_WRITTEN REQUEST_
Give the data below again exactly as written, without its pictures.

_INPUT ROWS_

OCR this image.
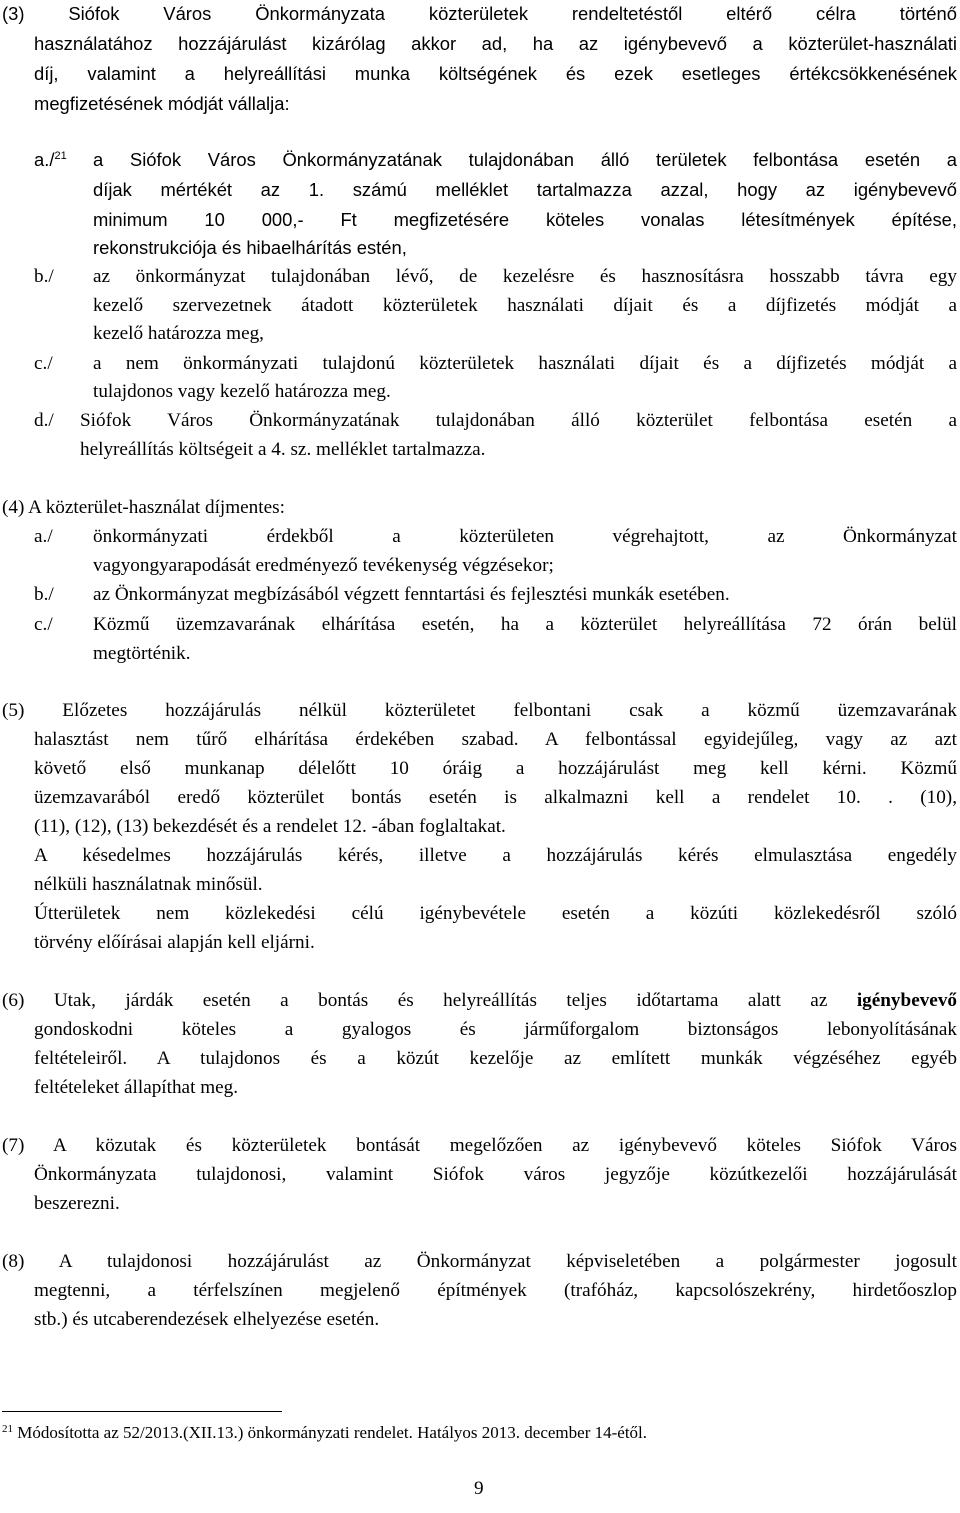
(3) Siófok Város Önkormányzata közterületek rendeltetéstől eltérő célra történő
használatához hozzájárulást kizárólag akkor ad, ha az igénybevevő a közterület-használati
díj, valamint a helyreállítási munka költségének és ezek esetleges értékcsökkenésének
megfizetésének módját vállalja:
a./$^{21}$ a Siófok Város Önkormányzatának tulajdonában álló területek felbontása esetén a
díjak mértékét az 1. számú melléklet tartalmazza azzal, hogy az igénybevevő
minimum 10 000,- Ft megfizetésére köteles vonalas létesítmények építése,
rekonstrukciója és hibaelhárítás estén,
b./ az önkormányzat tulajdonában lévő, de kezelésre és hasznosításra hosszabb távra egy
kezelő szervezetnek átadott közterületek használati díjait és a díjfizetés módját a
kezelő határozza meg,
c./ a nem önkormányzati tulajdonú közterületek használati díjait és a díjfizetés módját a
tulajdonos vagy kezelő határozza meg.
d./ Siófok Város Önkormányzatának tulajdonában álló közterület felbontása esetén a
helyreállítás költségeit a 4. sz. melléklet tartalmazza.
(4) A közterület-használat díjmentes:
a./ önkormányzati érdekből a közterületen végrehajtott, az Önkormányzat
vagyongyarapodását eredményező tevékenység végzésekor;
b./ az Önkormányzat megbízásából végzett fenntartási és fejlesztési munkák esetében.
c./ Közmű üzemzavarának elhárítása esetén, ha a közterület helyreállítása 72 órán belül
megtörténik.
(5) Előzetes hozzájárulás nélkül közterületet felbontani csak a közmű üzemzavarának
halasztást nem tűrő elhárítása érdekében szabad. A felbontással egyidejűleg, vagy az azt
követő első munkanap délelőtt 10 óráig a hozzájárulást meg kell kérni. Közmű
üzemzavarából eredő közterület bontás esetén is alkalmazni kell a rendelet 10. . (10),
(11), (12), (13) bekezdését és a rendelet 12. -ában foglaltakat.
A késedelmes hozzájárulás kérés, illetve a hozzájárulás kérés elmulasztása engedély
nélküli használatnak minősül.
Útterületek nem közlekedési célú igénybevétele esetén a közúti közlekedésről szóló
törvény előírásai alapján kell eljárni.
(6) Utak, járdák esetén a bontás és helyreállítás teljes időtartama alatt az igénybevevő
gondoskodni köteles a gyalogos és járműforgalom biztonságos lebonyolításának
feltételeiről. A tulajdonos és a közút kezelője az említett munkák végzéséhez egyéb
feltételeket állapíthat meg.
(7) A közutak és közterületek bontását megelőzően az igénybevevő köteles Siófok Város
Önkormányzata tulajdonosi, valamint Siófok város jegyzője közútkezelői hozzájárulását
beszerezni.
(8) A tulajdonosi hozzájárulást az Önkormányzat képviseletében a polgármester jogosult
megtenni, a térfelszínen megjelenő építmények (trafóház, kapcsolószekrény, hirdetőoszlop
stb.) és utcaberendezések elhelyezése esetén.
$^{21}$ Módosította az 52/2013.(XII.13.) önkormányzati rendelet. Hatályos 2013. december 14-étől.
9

_RIGHT ANSWER_
OCR this image.
(3) Siófok Város Önkormányzata közterületek rendeltetéstől eltérő célra történő
használatához hozzájárulást kizárólag akkor ad, ha az igénybevevő a közterület-használati
díj, valamint a helyreállítási munka költségének és ezek esetleges értékcsökkenésének
megfizetésének módját vállalja:
a./$^{21}$ a Siófok Város Önkormányzatának tulajdonában álló területek felbontása esetén a
díjak mértékét az 1. számú melléklet tartalmazza azzal, hogy az igénybevevő
minimum 10 000,- Ft megfizetésére köteles vonalas létesítmények építése,
rekonstrukciója és hibaelhárítás estén,
b./ az önkormányzat tulajdonában lévő, de kezelésre és hasznosításra hosszabb távra egy
kezelő szervezetnek átadott közterületek használati díjait és a díjfizetés módját a
kezelő határozza meg,
c./ a nem önkormányzati tulajdonú közterületek használati díjait és a díjfizetés módját a
tulajdonos vagy kezelő határozza meg.
d./ Siófok Város Önkormányzatának tulajdonában álló közterület felbontása esetén a
helyreállítás költségeit a 4. sz. melléklet tartalmazza.
(4) A közterület-használat díjmentes:
a./ önkormányzati érdekből a közterületen végrehajtott, az Önkormányzat
vagyongyarapodását eredményező tevékenység végzésekor;
b./ az Önkormányzat megbízásából végzett fenntartási és fejlesztési munkák esetében.
c./ Közmű üzemzavarának elhárítása esetén, ha a közterület helyreállítása 72 órán belül
megtörténik.
(5) Előzetes hozzájárulás nélkül közterületet felbontani csak a közmű üzemzavarának
halasztást nem tűrő elhárítása érdekében szabad. A felbontással egyidejűleg, vagy az azt
követő első munkanap délelőtt 10 óráig a hozzájárulást meg kell kérni. Közmű
üzemzavarából eredő közterület bontás esetén is alkalmazni kell a rendelet 10. . (10),
(11), (12), (13) bekezdését és a rendelet 12. -ában foglaltakat.
A késedelmes hozzájárulás kérés, illetve a hozzájárulás kérés elmulasztása engedély
nélküli használatnak minősül.
Útterületek nem közlekedési célú igénybevétele esetén a közúti közlekedésről szóló
törvény előírásai alapján kell eljárni.
(6) Utak, járdák esetén a bontás és helyreállítás teljes időtartama alatt az igénybevevő
gondoskodni köteles a gyalogos és járműforgalom biztonságos lebonyolításának
feltételeiről. A tulajdonos és a közút kezelője az említett munkák végzéséhez egyéb
feltételeket állapíthat meg.
(7) A közutak és közterületek bontását megelőzően az igénybevevő köteles Siófok Város
Önkormányzata tulajdonosi, valamint Siófok város jegyzője közútkezelői hozzájárulását
beszerezni.
(8) A tulajdonosi hozzájárulást az Önkormányzat képviseletében a polgármester jogosult
megtenni, a térfelszínen megjelenő építmények (trafóház, kapcsolószekrény, hirdetőoszlop
stb.) és utcaberendezések elhelyezése esetén.
$^{21}$ Módosította az 52/2013.(XII.13.) önkormányzati rendelet. Hatályos 2013. december 14-étől.
9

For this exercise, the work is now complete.